Aim: Extract, from the listing that follows, each line containing the word "Sample".

Dataset extract:
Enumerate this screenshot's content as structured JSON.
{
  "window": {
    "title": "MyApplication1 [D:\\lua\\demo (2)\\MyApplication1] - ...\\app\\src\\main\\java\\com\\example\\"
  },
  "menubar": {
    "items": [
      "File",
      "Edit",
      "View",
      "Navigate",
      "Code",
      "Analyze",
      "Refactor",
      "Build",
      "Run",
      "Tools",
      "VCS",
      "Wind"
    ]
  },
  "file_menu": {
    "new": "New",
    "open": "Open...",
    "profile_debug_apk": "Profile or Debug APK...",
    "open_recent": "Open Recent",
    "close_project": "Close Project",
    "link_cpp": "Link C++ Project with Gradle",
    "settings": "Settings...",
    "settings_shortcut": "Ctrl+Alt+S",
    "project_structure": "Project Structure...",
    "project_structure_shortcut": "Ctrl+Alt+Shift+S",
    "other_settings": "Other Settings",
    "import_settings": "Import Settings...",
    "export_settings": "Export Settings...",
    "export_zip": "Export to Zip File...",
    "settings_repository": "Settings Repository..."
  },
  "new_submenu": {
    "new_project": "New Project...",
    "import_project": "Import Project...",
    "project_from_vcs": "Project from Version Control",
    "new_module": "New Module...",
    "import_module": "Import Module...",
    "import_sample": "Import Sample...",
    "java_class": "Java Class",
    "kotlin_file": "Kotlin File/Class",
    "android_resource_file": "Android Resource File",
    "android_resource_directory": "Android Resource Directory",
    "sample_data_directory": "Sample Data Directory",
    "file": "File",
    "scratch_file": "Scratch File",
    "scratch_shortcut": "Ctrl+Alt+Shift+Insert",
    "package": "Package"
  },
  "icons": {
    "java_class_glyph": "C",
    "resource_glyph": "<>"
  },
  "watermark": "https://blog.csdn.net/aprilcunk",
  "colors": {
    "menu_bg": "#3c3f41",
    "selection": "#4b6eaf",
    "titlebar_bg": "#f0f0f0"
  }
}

Correct response:
    "import_sample": "Import Sample...",
    "sample_data_directory": "Sample Data Directory",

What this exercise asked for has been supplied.